- _OBJECTIVE_: Below is a block of records; reproduce all of them exactly and leave out any pictures.

- _Entries taken from a collection_:
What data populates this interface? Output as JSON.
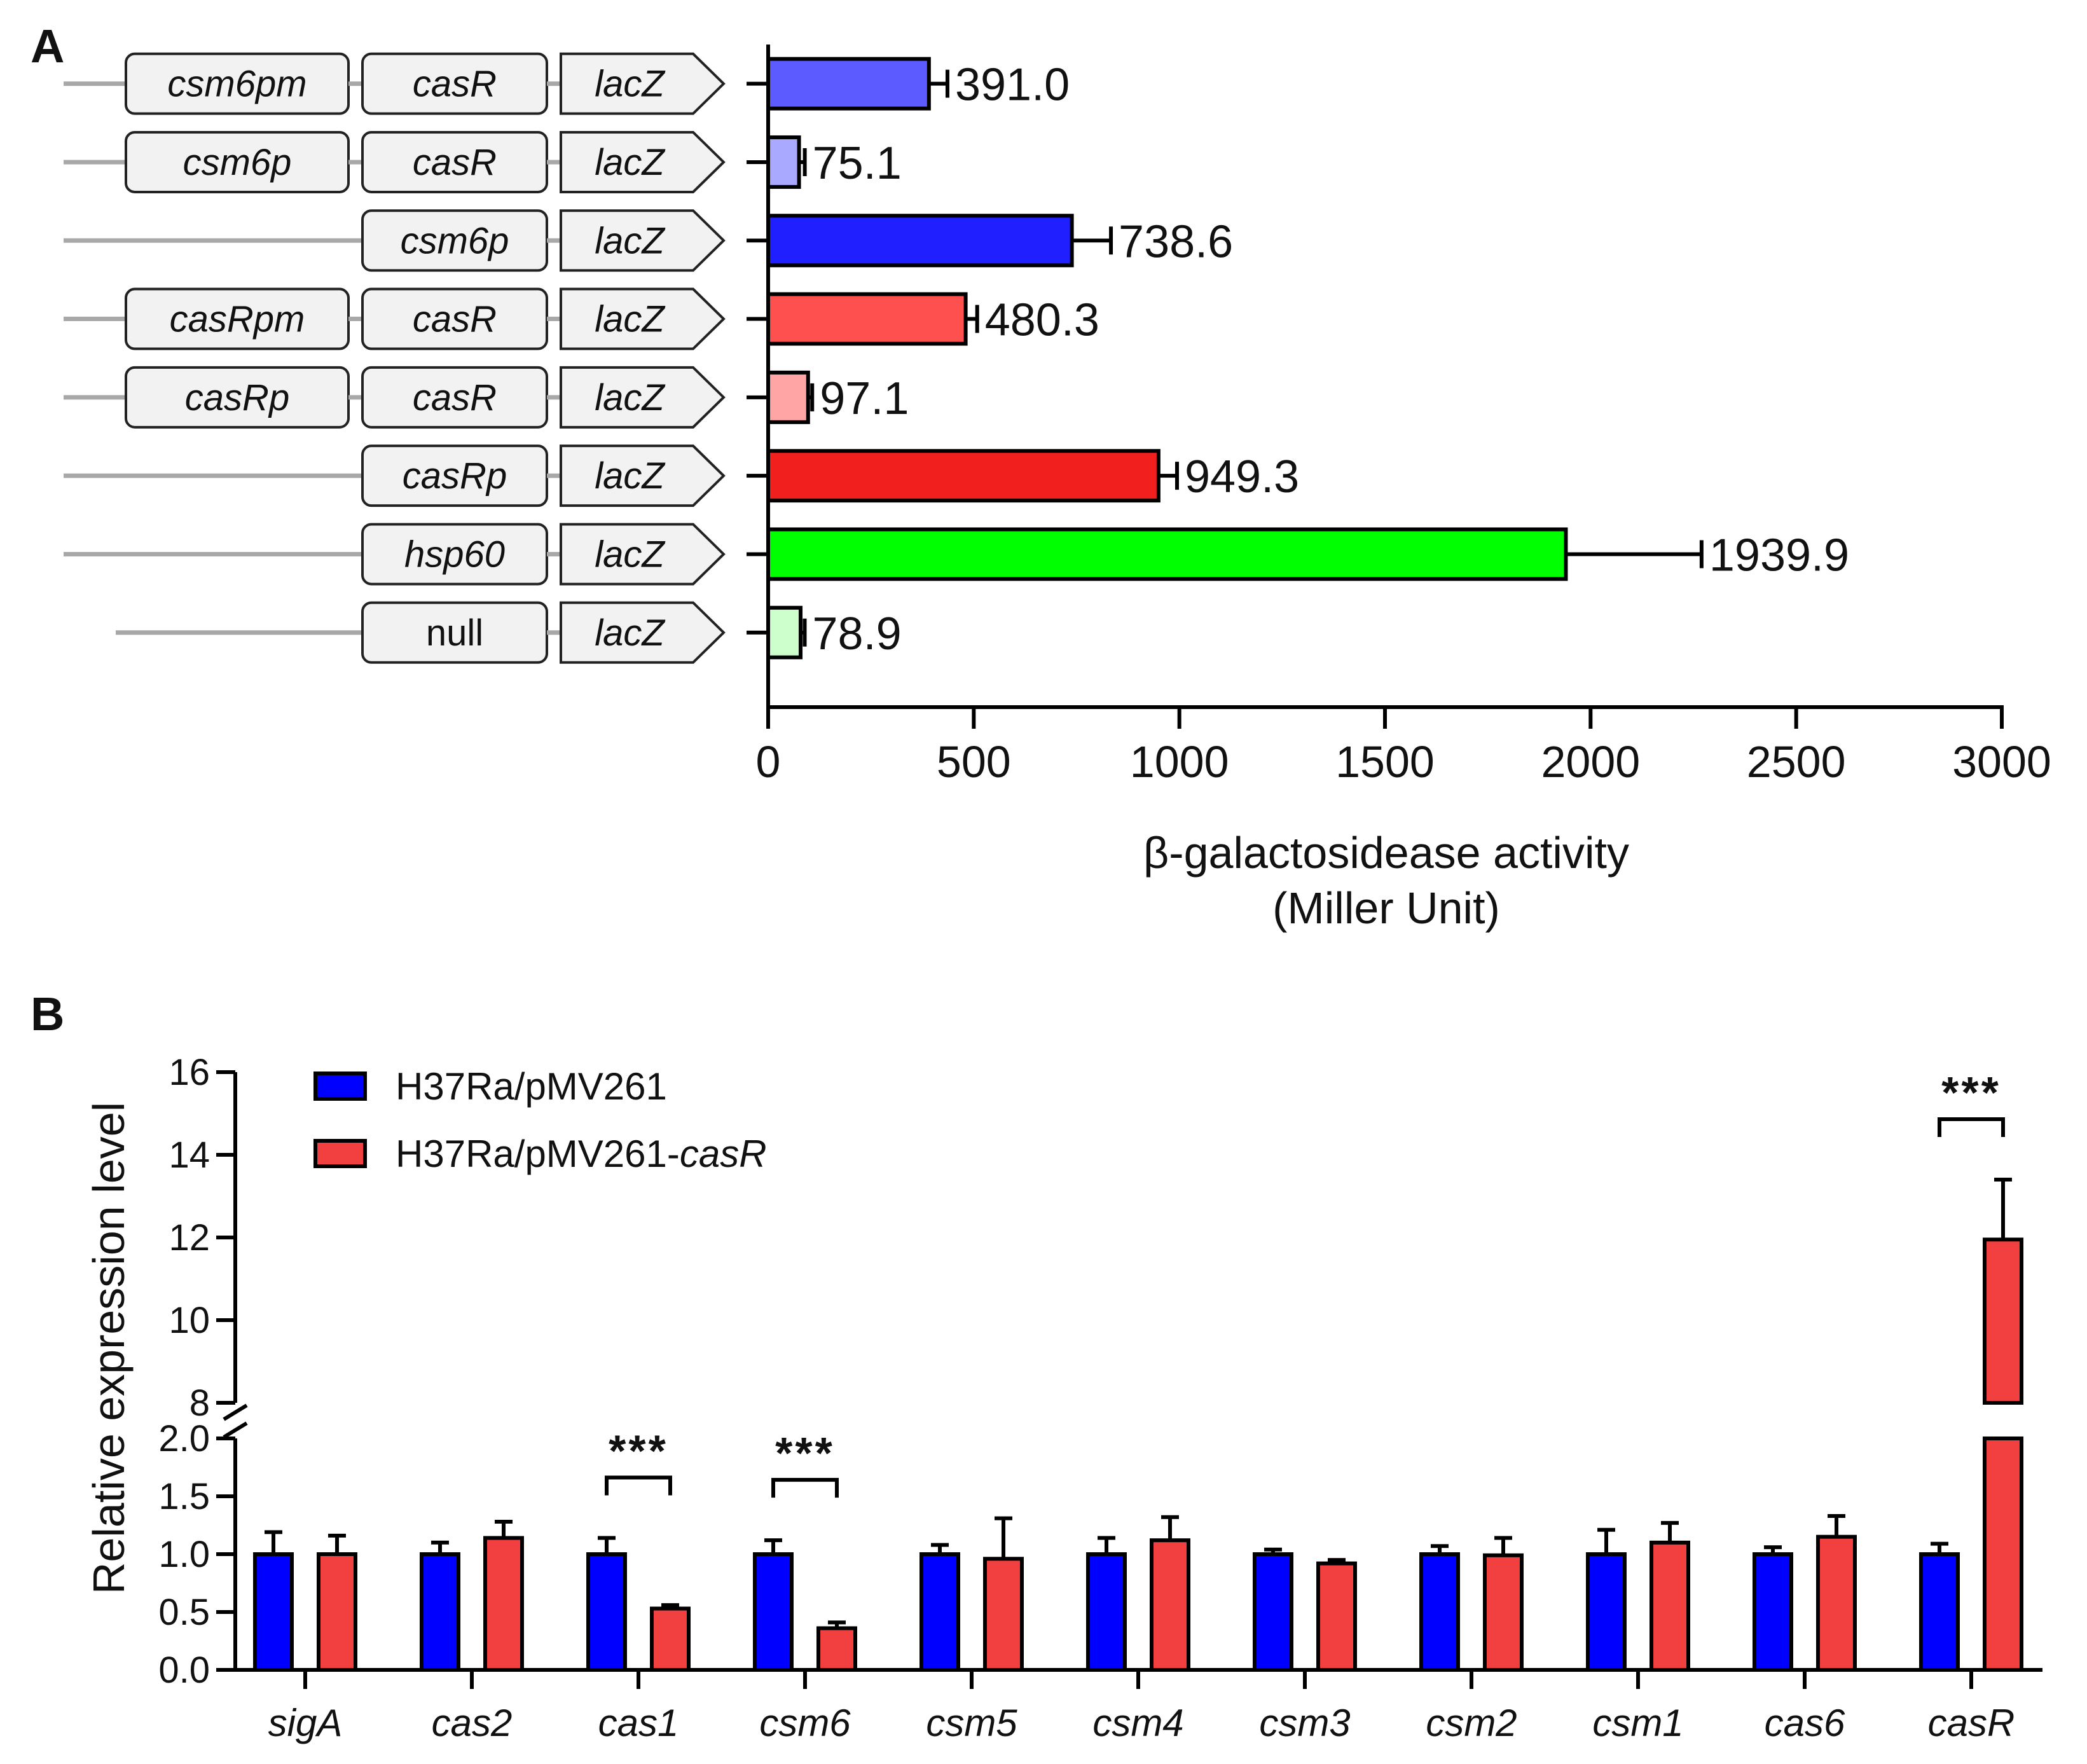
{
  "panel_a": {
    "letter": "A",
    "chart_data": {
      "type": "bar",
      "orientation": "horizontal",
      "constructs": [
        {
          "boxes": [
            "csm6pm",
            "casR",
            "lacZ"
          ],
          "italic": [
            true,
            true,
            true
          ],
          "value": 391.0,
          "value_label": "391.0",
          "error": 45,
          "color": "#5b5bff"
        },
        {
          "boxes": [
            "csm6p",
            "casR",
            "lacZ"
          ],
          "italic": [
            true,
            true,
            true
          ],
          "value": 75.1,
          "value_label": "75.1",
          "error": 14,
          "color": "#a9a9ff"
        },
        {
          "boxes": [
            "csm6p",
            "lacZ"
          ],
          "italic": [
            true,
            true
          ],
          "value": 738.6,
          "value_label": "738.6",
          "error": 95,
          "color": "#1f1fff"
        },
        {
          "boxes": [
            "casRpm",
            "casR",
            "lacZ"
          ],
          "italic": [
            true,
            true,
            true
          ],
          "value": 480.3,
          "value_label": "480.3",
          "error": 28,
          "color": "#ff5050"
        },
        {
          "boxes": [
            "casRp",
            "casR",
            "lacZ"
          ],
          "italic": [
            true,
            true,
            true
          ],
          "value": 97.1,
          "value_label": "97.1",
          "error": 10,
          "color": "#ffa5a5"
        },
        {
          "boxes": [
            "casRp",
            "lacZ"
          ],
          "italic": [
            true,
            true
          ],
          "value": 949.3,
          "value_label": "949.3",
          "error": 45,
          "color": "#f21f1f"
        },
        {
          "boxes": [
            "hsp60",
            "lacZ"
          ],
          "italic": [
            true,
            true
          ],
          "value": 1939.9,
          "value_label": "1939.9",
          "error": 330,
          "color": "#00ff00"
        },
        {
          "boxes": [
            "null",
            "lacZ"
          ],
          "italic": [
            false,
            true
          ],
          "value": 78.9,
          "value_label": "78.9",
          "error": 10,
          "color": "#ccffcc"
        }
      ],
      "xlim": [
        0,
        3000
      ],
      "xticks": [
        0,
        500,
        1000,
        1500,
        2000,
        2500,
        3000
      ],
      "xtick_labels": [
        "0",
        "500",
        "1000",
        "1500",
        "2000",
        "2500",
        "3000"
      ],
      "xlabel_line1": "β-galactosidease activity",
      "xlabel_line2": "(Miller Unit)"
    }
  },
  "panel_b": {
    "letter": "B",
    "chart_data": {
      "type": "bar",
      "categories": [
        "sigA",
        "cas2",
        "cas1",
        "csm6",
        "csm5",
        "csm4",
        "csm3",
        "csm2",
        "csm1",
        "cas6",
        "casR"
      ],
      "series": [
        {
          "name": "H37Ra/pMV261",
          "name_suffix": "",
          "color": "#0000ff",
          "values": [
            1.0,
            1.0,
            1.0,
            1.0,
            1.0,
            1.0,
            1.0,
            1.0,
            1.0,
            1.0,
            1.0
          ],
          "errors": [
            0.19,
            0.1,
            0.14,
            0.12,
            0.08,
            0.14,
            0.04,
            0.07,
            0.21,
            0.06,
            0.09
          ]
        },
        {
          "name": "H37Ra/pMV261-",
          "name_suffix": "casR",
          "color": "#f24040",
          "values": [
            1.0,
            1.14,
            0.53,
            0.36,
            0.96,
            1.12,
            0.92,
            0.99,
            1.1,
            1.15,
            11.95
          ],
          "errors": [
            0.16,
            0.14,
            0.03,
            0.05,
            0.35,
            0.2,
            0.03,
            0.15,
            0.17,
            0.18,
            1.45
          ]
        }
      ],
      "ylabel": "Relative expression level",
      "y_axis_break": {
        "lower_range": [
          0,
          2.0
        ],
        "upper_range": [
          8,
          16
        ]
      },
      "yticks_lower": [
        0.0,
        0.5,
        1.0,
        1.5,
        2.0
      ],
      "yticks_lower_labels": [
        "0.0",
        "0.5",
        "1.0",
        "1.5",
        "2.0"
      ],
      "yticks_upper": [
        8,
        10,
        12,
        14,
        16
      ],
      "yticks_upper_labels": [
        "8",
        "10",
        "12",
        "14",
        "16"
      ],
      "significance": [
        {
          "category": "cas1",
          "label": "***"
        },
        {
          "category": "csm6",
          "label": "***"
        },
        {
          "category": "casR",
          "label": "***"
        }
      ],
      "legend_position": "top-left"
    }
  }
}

- _EXERCISE OUTPUT_:
What data populates this interface? Output as JSON.
{
  "panel_a": {
    "letter": "A",
    "chart_data": {
      "type": "bar",
      "orientation": "horizontal",
      "constructs": [
        {
          "boxes": [
            "csm6pm",
            "casR",
            "lacZ"
          ],
          "italic": [
            true,
            true,
            true
          ],
          "value": 391.0,
          "value_label": "391.0",
          "error": 45,
          "color": "#5b5bff"
        },
        {
          "boxes": [
            "csm6p",
            "casR",
            "lacZ"
          ],
          "italic": [
            true,
            true,
            true
          ],
          "value": 75.1,
          "value_label": "75.1",
          "error": 14,
          "color": "#a9a9ff"
        },
        {
          "boxes": [
            "csm6p",
            "lacZ"
          ],
          "italic": [
            true,
            true
          ],
          "value": 738.6,
          "value_label": "738.6",
          "error": 95,
          "color": "#1f1fff"
        },
        {
          "boxes": [
            "casRpm",
            "casR",
            "lacZ"
          ],
          "italic": [
            true,
            true,
            true
          ],
          "value": 480.3,
          "value_label": "480.3",
          "error": 28,
          "color": "#ff5050"
        },
        {
          "boxes": [
            "casRp",
            "casR",
            "lacZ"
          ],
          "italic": [
            true,
            true,
            true
          ],
          "value": 97.1,
          "value_label": "97.1",
          "error": 10,
          "color": "#ffa5a5"
        },
        {
          "boxes": [
            "casRp",
            "lacZ"
          ],
          "italic": [
            true,
            true
          ],
          "value": 949.3,
          "value_label": "949.3",
          "error": 45,
          "color": "#f21f1f"
        },
        {
          "boxes": [
            "hsp60",
            "lacZ"
          ],
          "italic": [
            true,
            true
          ],
          "value": 1939.9,
          "value_label": "1939.9",
          "error": 330,
          "color": "#00ff00"
        },
        {
          "boxes": [
            "null",
            "lacZ"
          ],
          "italic": [
            false,
            true
          ],
          "value": 78.9,
          "value_label": "78.9",
          "error": 10,
          "color": "#ccffcc"
        }
      ],
      "xlim": [
        0,
        3000
      ],
      "xticks": [
        0,
        500,
        1000,
        1500,
        2000,
        2500,
        3000
      ],
      "xtick_labels": [
        "0",
        "500",
        "1000",
        "1500",
        "2000",
        "2500",
        "3000"
      ],
      "xlabel_line1": "β-galactosidease activity",
      "xlabel_line2": "(Miller Unit)"
    }
  },
  "panel_b": {
    "letter": "B",
    "chart_data": {
      "type": "bar",
      "categories": [
        "sigA",
        "cas2",
        "cas1",
        "csm6",
        "csm5",
        "csm4",
        "csm3",
        "csm2",
        "csm1",
        "cas6",
        "casR"
      ],
      "series": [
        {
          "name": "H37Ra/pMV261",
          "name_suffix": "",
          "color": "#0000ff",
          "values": [
            1.0,
            1.0,
            1.0,
            1.0,
            1.0,
            1.0,
            1.0,
            1.0,
            1.0,
            1.0,
            1.0
          ],
          "errors": [
            0.19,
            0.1,
            0.14,
            0.12,
            0.08,
            0.14,
            0.04,
            0.07,
            0.21,
            0.06,
            0.09
          ]
        },
        {
          "name": "H37Ra/pMV261-",
          "name_suffix": "casR",
          "color": "#f24040",
          "values": [
            1.0,
            1.14,
            0.53,
            0.36,
            0.96,
            1.12,
            0.92,
            0.99,
            1.1,
            1.15,
            11.95
          ],
          "errors": [
            0.16,
            0.14,
            0.03,
            0.05,
            0.35,
            0.2,
            0.03,
            0.15,
            0.17,
            0.18,
            1.45
          ]
        }
      ],
      "ylabel": "Relative expression level",
      "y_axis_break": {
        "lower_range": [
          0,
          2.0
        ],
        "upper_range": [
          8,
          16
        ]
      },
      "yticks_lower": [
        0.0,
        0.5,
        1.0,
        1.5,
        2.0
      ],
      "yticks_lower_labels": [
        "0.0",
        "0.5",
        "1.0",
        "1.5",
        "2.0"
      ],
      "yticks_upper": [
        8,
        10,
        12,
        14,
        16
      ],
      "yticks_upper_labels": [
        "8",
        "10",
        "12",
        "14",
        "16"
      ],
      "significance": [
        {
          "category": "cas1",
          "label": "***"
        },
        {
          "category": "csm6",
          "label": "***"
        },
        {
          "category": "casR",
          "label": "***"
        }
      ],
      "legend_position": "top-left"
    }
  }
}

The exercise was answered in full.